» WHAT TO PRODUCE
Work out how many lines in the data hold the word "Heliocentric", and reply with that number only.

===== LISTED ENTRIES =====

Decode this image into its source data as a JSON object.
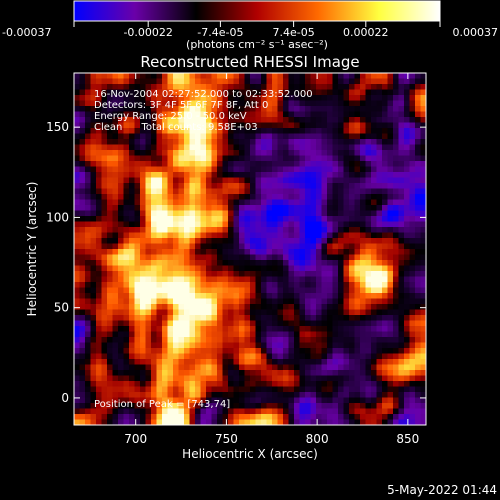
{
  "colorbar": {
    "ticks": [
      "-0.00037",
      "-0.00022",
      "-7.4e-05",
      "7.4e-05",
      "0.00022",
      "0.00037"
    ],
    "unit_label": "(photons cm⁻² s⁻¹ asec⁻²)",
    "range": [
      -0.00037,
      0.00037
    ],
    "colors": [
      "#0000ff",
      "#6a00a8",
      "#000000",
      "#b00000",
      "#ff6a00",
      "#ffff40",
      "#ffffff"
    ]
  },
  "chart_data": {
    "type": "heatmap",
    "title": "Reconstructed RHESSI Image",
    "xlabel": "Heliocentric X (arcsec)",
    "ylabel": "Heliocentric Y (arcsec)",
    "xlim": [
      666,
      860
    ],
    "ylim": [
      -15,
      180
    ],
    "xticks": [
      700,
      750,
      800,
      850
    ],
    "yticks": [
      0,
      50,
      100,
      150
    ],
    "peak": [
      743,
      74
    ],
    "annotations": {
      "time_range": "16-Nov-2004 02:27:52.000 to 02:33:52.000",
      "detectors": "Detectors: 3F 4F 5F 6F 7F 8F, Att 0",
      "energy": "Energy Range: 25.0 - 50.0 keV",
      "clean": "Clean      Total counts: 9.58E+03",
      "peak_position": "Position of Peak = [743,74]"
    }
  },
  "footer": {
    "date": "5-May-2022 01:44"
  }
}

=====

» SOLUTION TO THIS EXERCISE
2